MATERIAL SHOWN:
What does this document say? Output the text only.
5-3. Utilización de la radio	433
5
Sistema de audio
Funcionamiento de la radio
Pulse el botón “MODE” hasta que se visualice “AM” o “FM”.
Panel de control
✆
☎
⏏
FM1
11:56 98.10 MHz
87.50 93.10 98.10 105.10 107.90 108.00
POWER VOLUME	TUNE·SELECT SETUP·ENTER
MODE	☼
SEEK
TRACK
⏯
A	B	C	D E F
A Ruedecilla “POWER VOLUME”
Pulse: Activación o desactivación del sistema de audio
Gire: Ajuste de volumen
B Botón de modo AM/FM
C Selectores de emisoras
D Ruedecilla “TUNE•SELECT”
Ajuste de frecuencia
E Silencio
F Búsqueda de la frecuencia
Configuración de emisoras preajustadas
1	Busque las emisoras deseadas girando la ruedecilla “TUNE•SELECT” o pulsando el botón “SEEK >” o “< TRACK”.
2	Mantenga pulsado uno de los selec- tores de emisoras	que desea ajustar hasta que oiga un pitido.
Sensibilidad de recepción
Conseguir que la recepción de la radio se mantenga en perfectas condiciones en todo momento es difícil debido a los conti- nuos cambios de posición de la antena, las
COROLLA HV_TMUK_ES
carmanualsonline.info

TASK DETAILS: Your task is to reproduce the whole listing exactly.

SOLUTION FOR THIS TASK:
What does this document say? Output the text only.
5-3. Utilización de la radio	433
5
Sistema de audio
Funcionamiento de la radio
Pulse el botón “MODE” hasta que se visualice “AM” o “FM”.
Panel de control
✆
☎
⏏
FM1
11:56 98.10 MHz
87.50 93.10 98.10 105.10 107.90 108.00
POWER VOLUME	TUNE·SELECT SETUP·ENTER
MODE	☼
SEEK
TRACK
⏯
A	B	C	D E F
A Ruedecilla “POWER VOLUME”
Pulse: Activación o desactivación del sistema de audio
Gire: Ajuste de volumen
B Botón de modo AM/FM
C Selectores de emisoras
D Ruedecilla “TUNE•SELECT”
Ajuste de frecuencia
E Silencio
F Búsqueda de la frecuencia
Configuración de emisoras preajustadas
1	Busque las emisoras deseadas girando la ruedecilla “TUNE•SELECT” o pulsando el botón “SEEK >” o “< TRACK”.
2	Mantenga pulsado uno de los selec- tores de emisoras	que desea ajustar hasta que oiga un pitido.
Sensibilidad de recepción
Conseguir que la recepción de la radio se mantenga en perfectas condiciones en todo momento es difícil debido a los conti- nuos cambios de posición de la antena, las
COROLLA HV_TMUK_ES
carmanualsonline.info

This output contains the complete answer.